- _Exercise requirements_
Give every line of the material again, exactly as written.

§ §

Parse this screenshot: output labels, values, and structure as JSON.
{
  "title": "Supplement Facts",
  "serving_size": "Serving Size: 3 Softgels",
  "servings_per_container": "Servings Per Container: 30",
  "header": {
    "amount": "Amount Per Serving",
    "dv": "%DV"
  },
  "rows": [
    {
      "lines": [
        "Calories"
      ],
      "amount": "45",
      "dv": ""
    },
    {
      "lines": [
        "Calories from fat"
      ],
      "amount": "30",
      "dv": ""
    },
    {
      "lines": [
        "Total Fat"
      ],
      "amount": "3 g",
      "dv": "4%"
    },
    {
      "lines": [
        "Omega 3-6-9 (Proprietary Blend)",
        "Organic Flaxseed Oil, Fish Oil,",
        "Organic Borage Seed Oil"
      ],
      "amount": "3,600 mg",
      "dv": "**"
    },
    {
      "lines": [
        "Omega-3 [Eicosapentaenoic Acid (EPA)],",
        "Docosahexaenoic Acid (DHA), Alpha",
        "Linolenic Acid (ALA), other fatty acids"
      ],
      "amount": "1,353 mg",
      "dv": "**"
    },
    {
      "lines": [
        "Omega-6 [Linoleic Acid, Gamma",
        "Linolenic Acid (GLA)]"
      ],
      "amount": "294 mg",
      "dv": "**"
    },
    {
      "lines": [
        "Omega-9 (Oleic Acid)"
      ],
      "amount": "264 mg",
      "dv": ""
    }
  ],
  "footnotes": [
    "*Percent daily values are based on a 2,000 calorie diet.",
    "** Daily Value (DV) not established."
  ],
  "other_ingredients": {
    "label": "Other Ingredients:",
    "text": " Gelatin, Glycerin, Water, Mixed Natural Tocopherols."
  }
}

§ §

- _Exercise answer_
Parse this screenshot: output labels, values, and structure as JSON.
{
  "title": "Supplement Facts",
  "serving_size": "Serving Size: 3 Softgels",
  "servings_per_container": "Servings Per Container: 30",
  "header": {
    "amount": "Amount Per Serving",
    "dv": "%DV"
  },
  "rows": [
    {
      "lines": [
        "Calories"
      ],
      "amount": "45",
      "dv": ""
    },
    {
      "lines": [
        "Calories from fat"
      ],
      "amount": "30",
      "dv": ""
    },
    {
      "lines": [
        "Total Fat"
      ],
      "amount": "3 g",
      "dv": "4%"
    },
    {
      "lines": [
        "Omega 3-6-9 (Proprietary Blend)",
        "Organic Flaxseed Oil, Fish Oil,",
        "Organic Borage Seed Oil"
      ],
      "amount": "3,600 mg",
      "dv": "**"
    },
    {
      "lines": [
        "Omega-3 [Eicosapentaenoic Acid (EPA)],",
        "Docosahexaenoic Acid (DHA), Alpha",
        "Linolenic Acid (ALA), other fatty acids"
      ],
      "amount": "1,353 mg",
      "dv": "**"
    },
    {
      "lines": [
        "Omega-6 [Linoleic Acid, Gamma",
        "Linolenic Acid (GLA)]"
      ],
      "amount": "294 mg",
      "dv": "**"
    },
    {
      "lines": [
        "Omega-9 (Oleic Acid)"
      ],
      "amount": "264 mg",
      "dv": ""
    }
  ],
  "footnotes": [
    "*Percent daily values are based on a 2,000 calorie diet.",
    "** Daily Value (DV) not established."
  ],
  "other_ingredients": {
    "label": "Other Ingredients:",
    "text": " Gelatin, Glycerin, Water, Mixed Natural Tocopherols."
  }
}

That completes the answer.